-- THE TASK --
Locate all lines in the data below that hold "text" and show them.

-- MATERIAL FOR THE TASK --
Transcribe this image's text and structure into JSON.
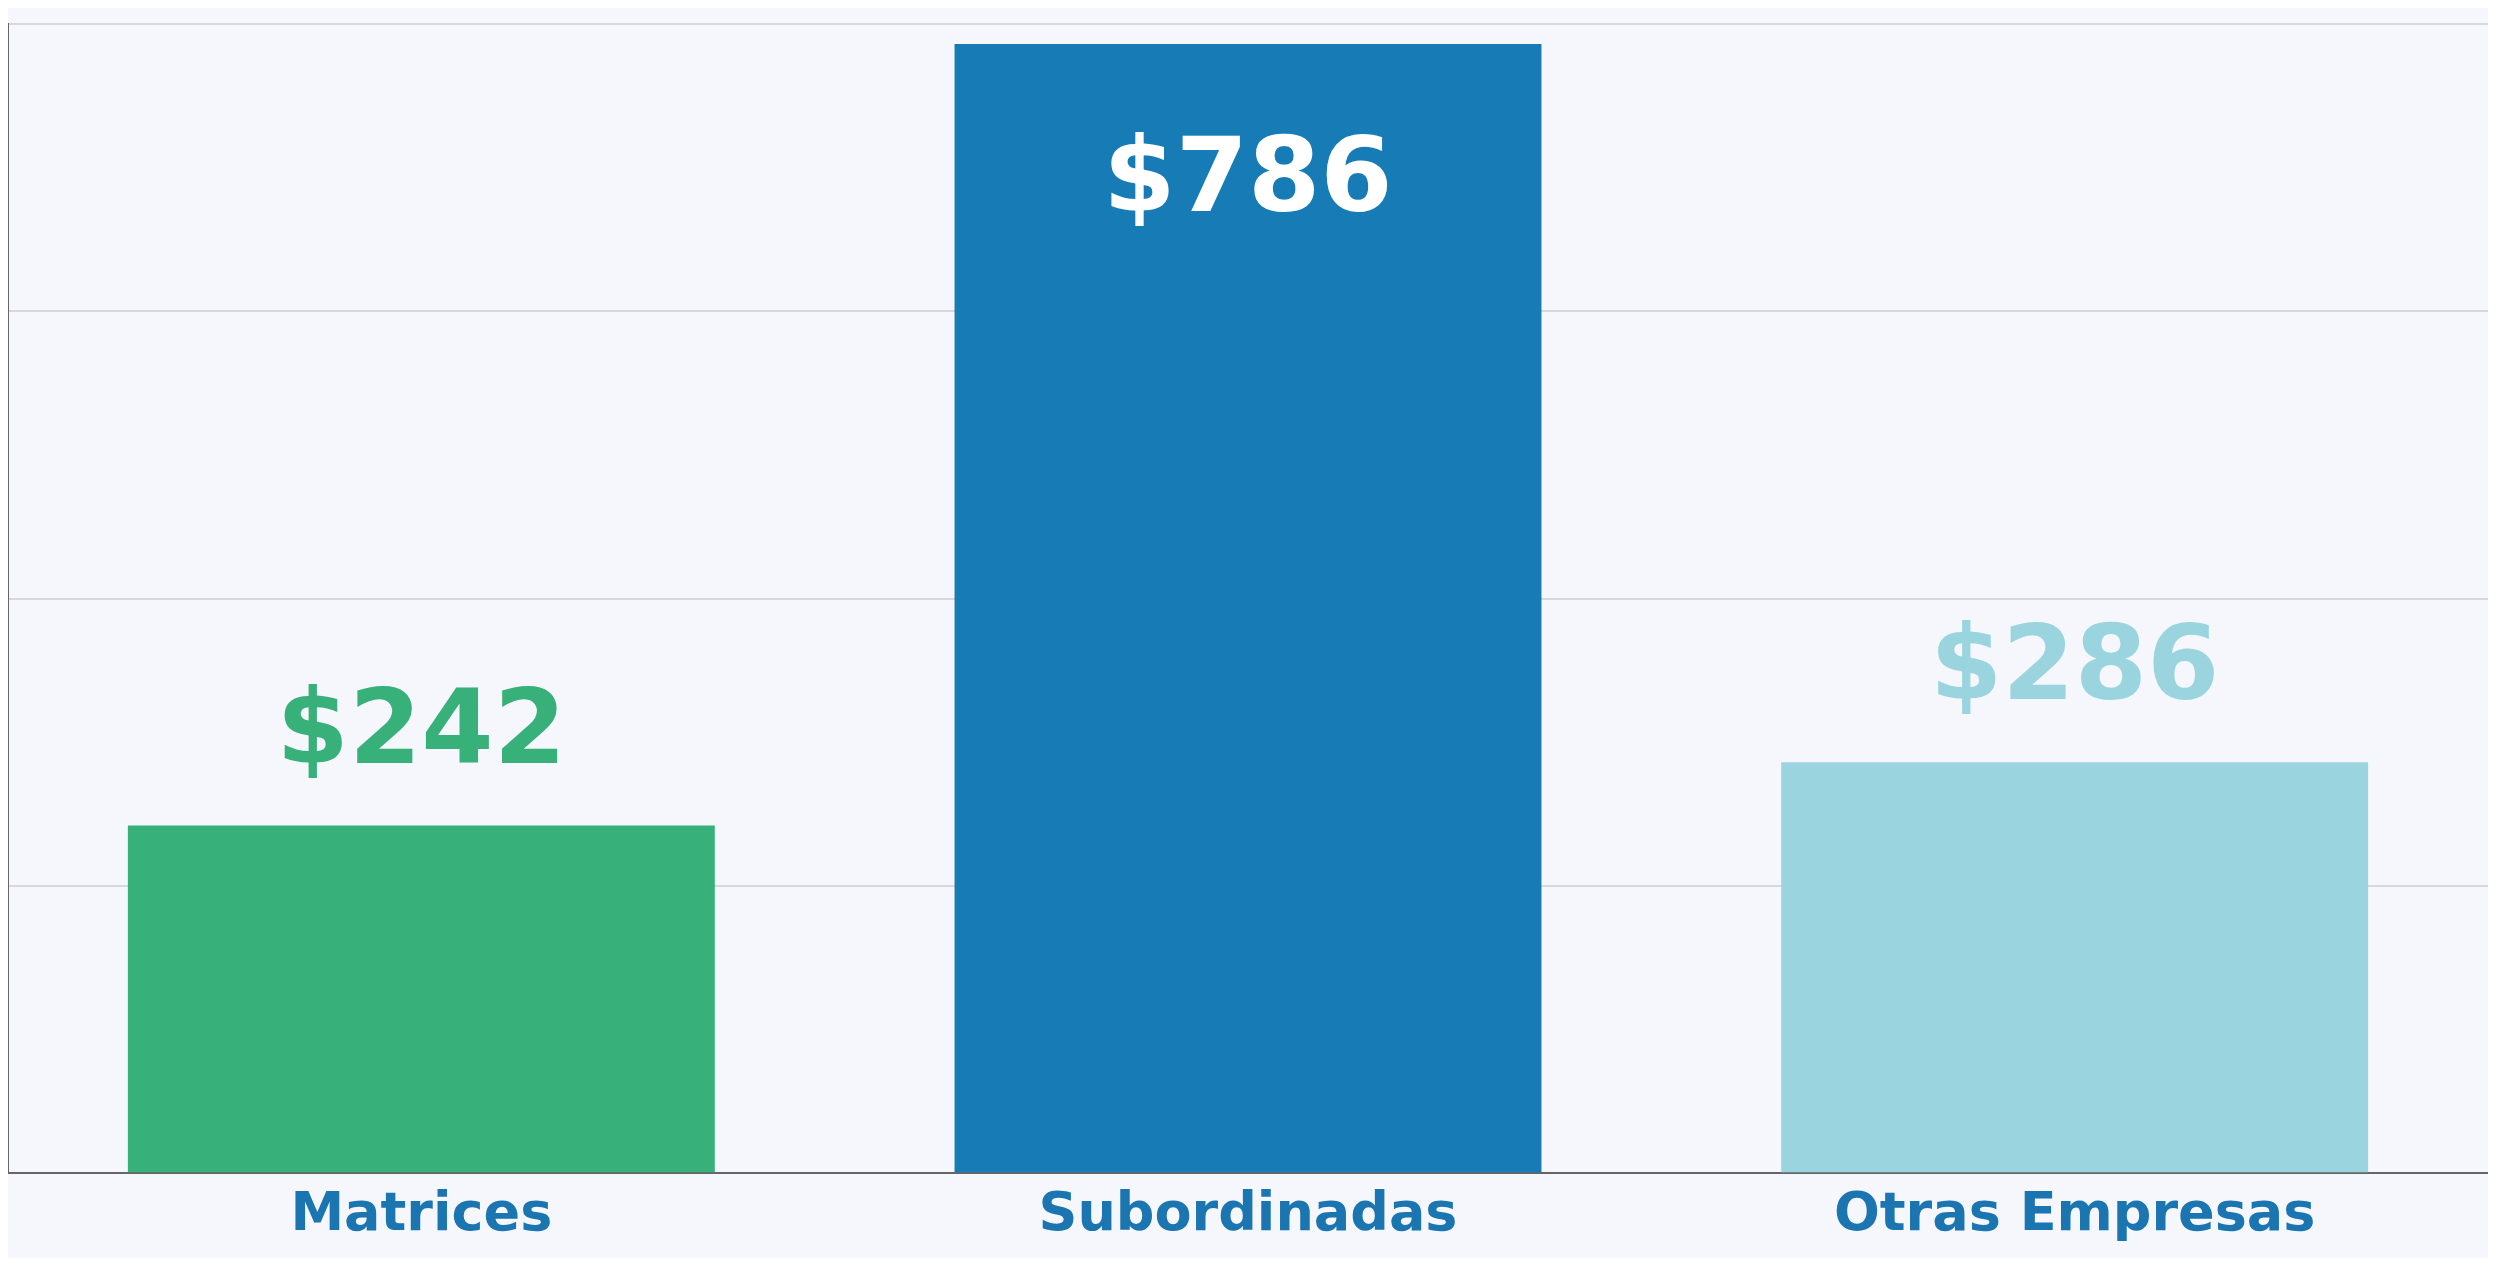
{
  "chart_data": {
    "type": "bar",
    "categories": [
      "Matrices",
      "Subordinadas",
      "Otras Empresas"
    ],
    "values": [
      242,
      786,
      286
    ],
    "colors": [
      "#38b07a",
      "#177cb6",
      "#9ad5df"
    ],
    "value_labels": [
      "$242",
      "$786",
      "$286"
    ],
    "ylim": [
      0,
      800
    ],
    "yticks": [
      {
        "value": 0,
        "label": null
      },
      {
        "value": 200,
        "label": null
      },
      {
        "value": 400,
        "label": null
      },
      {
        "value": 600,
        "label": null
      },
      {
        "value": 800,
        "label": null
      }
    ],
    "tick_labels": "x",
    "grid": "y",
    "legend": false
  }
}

--

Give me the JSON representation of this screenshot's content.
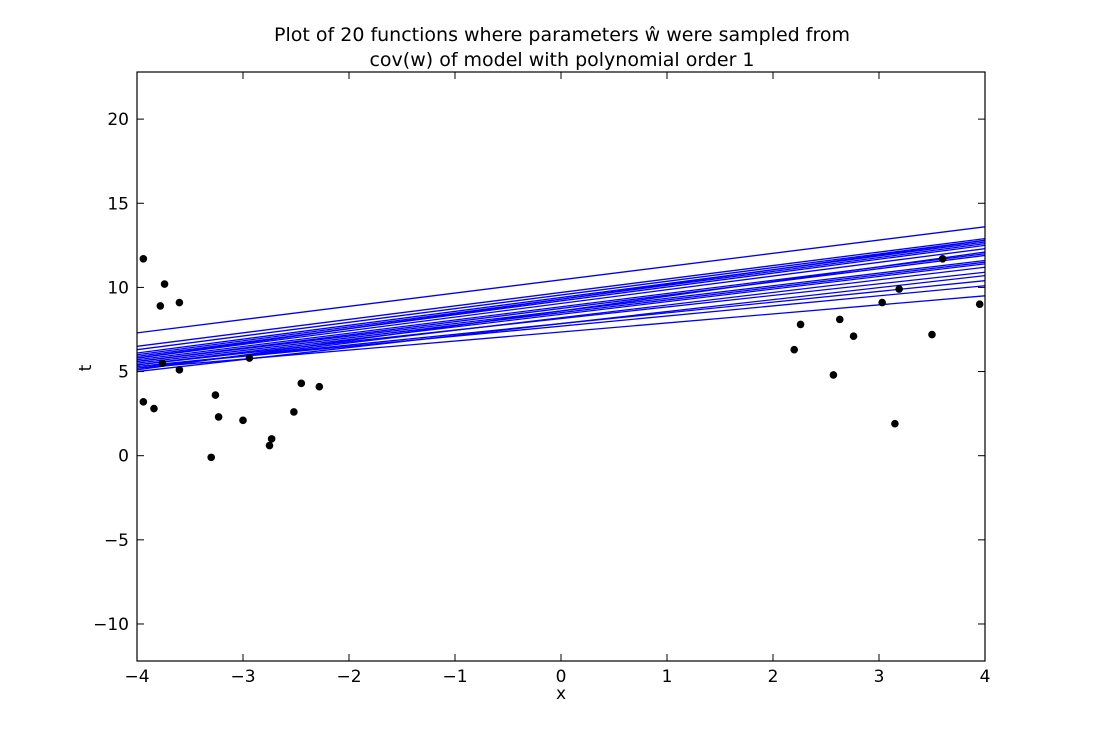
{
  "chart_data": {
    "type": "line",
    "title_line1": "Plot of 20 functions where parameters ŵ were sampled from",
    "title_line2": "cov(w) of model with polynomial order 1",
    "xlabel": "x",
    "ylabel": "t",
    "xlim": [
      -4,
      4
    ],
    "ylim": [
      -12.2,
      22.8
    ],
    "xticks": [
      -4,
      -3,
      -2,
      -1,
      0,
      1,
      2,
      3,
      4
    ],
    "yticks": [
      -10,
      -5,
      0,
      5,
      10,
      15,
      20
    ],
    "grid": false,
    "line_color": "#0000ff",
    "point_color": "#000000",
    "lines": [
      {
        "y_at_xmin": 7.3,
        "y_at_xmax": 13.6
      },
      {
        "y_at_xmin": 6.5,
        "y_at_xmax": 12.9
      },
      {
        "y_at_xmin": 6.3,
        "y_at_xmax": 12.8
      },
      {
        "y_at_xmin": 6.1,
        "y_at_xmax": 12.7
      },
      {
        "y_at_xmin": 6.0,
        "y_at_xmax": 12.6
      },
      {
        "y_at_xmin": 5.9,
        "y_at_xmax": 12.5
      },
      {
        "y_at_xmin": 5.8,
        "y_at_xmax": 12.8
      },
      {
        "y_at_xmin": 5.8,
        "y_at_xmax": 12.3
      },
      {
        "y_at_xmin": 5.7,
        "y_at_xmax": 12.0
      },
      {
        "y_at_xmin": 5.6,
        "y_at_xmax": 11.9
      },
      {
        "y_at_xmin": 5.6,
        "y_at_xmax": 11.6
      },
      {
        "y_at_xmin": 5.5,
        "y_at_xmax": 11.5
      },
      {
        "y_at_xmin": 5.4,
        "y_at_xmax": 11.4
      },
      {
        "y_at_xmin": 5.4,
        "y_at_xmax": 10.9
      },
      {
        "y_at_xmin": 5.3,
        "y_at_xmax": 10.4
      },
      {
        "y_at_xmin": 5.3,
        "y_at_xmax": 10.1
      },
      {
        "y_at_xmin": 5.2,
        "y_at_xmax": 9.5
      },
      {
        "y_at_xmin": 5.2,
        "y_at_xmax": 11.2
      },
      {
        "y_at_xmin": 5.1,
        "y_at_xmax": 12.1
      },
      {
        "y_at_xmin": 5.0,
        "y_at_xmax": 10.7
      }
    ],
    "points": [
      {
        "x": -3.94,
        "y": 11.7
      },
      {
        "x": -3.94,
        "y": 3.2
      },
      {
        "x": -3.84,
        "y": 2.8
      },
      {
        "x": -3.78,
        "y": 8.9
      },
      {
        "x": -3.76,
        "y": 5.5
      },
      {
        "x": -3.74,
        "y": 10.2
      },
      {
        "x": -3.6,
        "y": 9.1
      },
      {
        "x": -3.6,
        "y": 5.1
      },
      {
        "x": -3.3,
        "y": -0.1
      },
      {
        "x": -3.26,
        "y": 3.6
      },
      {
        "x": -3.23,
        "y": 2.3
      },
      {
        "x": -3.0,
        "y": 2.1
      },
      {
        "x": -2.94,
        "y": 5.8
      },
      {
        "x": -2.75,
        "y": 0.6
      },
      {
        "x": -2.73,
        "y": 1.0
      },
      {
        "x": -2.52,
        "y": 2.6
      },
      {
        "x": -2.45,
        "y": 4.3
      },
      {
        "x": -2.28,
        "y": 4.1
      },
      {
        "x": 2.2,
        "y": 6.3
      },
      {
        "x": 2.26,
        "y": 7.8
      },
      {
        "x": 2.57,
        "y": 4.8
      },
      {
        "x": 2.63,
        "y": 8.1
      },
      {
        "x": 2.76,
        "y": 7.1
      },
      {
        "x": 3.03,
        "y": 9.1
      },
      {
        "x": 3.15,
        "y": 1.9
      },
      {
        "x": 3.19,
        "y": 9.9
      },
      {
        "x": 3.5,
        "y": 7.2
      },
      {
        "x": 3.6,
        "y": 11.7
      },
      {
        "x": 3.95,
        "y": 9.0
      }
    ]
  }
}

==

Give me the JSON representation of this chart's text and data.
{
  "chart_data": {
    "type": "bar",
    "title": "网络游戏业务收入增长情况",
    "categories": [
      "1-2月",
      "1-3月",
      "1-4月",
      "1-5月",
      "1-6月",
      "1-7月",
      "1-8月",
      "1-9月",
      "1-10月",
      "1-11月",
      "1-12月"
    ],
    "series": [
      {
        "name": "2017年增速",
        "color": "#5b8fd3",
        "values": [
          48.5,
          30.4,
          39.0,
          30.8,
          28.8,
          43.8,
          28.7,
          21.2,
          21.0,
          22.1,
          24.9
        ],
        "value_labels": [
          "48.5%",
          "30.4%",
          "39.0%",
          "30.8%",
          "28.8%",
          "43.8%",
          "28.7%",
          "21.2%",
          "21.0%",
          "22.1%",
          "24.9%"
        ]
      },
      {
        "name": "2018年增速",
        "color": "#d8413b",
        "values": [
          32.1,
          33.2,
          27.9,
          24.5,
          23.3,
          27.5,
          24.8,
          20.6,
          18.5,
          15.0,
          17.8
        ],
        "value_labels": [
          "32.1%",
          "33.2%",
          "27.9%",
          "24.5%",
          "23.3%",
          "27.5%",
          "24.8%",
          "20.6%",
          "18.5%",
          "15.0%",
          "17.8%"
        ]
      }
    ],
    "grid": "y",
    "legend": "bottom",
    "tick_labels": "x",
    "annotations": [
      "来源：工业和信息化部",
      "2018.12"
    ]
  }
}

-- RIGHT ANSWER --
Transcribe this image's text and structure into JSON.
Give me the JSON representation of this chart's text and data.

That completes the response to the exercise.